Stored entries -
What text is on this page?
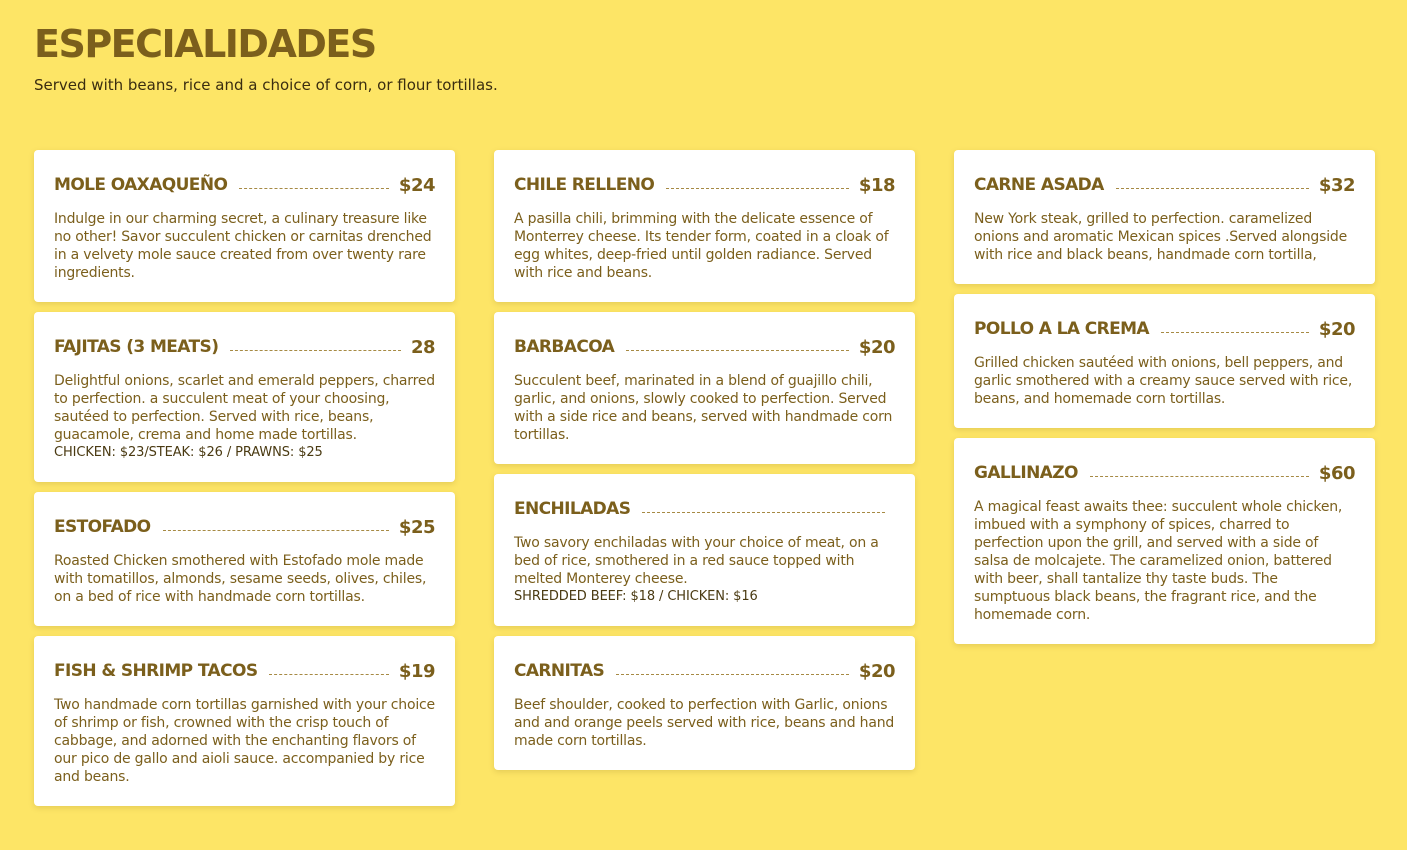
ESPECIALIDADES

Served with beans, rice and a choice of corn, or flour tortillas.

MOLE OAXAQUEÑO	$24
Indulge in our charming secret, a culinary treasure like no other! Savor succulent chicken or carnitas drenched in a velvety mole sauce created from over twenty rare ingredients.
FAJITAS (3 MEATS)	28
Delightful onions, scarlet and emerald peppers, charred to perfection. a succulent meat of your choosing, sautéed to perfection. Served with rice, beans, guacamole, crema and home made tortillas.
CHICKEN: $23/STEAK: $26 / PRAWNS: $25
ESTOFADO	$25
Roasted Chicken smothered with Estofado mole made with tomatillos, almonds, sesame seeds, olives, chiles, on a bed of rice with handmade corn tortillas.
FISH & SHRIMP TACOS	$19
Two handmade corn tortillas garnished with your choice of shrimp or fish, crowned with the crisp touch of cabbage, and adorned with the enchanting flavors of our pico de gallo and aioli sauce. accompanied by rice and beans.
CHILE RELLENO	$18
A pasilla chili, brimming with the delicate essence of Monterrey cheese. Its tender form, coated in a cloak of egg whites, deep-fried until golden radiance. Served with rice and beans.
BARBACOA	$20
Succulent beef, marinated in a blend of guajillo chili, garlic, and onions, slowly cooked to perfection. Served with a side rice and beans, served with handmade corn tortillas.
ENCHILADAS
Two savory enchiladas with your choice of meat, on a bed of rice, smothered in a red sauce topped with melted Monterey cheese.
SHREDDED BEEF: $18 / CHICKEN: $16
CARNITAS	$20
Beef shoulder, cooked to perfection with Garlic, onions and and orange peels served with rice, beans and hand made corn tortillas.
CARNE ASADA	$32
New York steak, grilled to perfection. caramelized onions and aromatic Mexican spices .Served alongside with rice and black beans, handmade corn tortilla,
POLLO A LA CREMA	$20
Grilled chicken sautéed with onions, bell peppers, and garlic smothered with a creamy sauce served with rice, beans, and homemade corn tortillas.
GALLINAZO	$60
A magical feast awaits thee: succulent whole chicken, imbued with a symphony of spices, charred to perfection upon the grill, and served with a side of salsa de molcajete. The caramelized onion, battered with beer, shall tantalize thy taste buds. The sumptuous black beans, the fragrant rice, and the homemade corn.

Problem statement - Copy every entry exactly as written. Pictures are excluded.

Answer in full -
What text is on this page?
ESPECIALIDADES

Served with beans, rice and a choice of corn, or flour tortillas.

MOLE OAXAQUEÑO	$24
Indulge in our charming secret, a culinary treasure like no other! Savor succulent chicken or carnitas drenched in a velvety mole sauce created from over twenty rare ingredients.
FAJITAS (3 MEATS)	28
Delightful onions, scarlet and emerald peppers, charred to perfection. a succulent meat of your choosing, sautéed to perfection. Served with rice, beans, guacamole, crema and home made tortillas.
CHICKEN: $23/STEAK: $26 / PRAWNS: $25
ESTOFADO	$25
Roasted Chicken smothered with Estofado mole made with tomatillos, almonds, sesame seeds, olives, chiles, on a bed of rice with handmade corn tortillas.
FISH & SHRIMP TACOS	$19
Two handmade corn tortillas garnished with your choice of shrimp or fish, crowned with the crisp touch of cabbage, and adorned with the enchanting flavors of our pico de gallo and aioli sauce. accompanied by rice and beans.
CHILE RELLENO	$18
A pasilla chili, brimming with the delicate essence of Monterrey cheese. Its tender form, coated in a cloak of egg whites, deep-fried until golden radiance. Served with rice and beans.
BARBACOA	$20
Succulent beef, marinated in a blend of guajillo chili, garlic, and onions, slowly cooked to perfection. Served with a side rice and beans, served with handmade corn tortillas.
ENCHILADAS
Two savory enchiladas with your choice of meat, on a bed of rice, smothered in a red sauce topped with melted Monterey cheese.
SHREDDED BEEF: $18 / CHICKEN: $16
CARNITAS	$20
Beef shoulder, cooked to perfection with Garlic, onions and and orange peels served with rice, beans and hand made corn tortillas.
CARNE ASADA	$32
New York steak, grilled to perfection. caramelized onions and aromatic Mexican spices .Served alongside with rice and black beans, handmade corn tortilla,
POLLO A LA CREMA	$20
Grilled chicken sautéed with onions, bell peppers, and garlic smothered with a creamy sauce served with rice, beans, and homemade corn tortillas.
GALLINAZO	$60
A magical feast awaits thee: succulent whole chicken, imbued with a symphony of spices, charred to perfection upon the grill, and served with a side of salsa de molcajete. The caramelized onion, battered with beer, shall tantalize thy taste buds. The sumptuous black beans, the fragrant rice, and the homemade corn.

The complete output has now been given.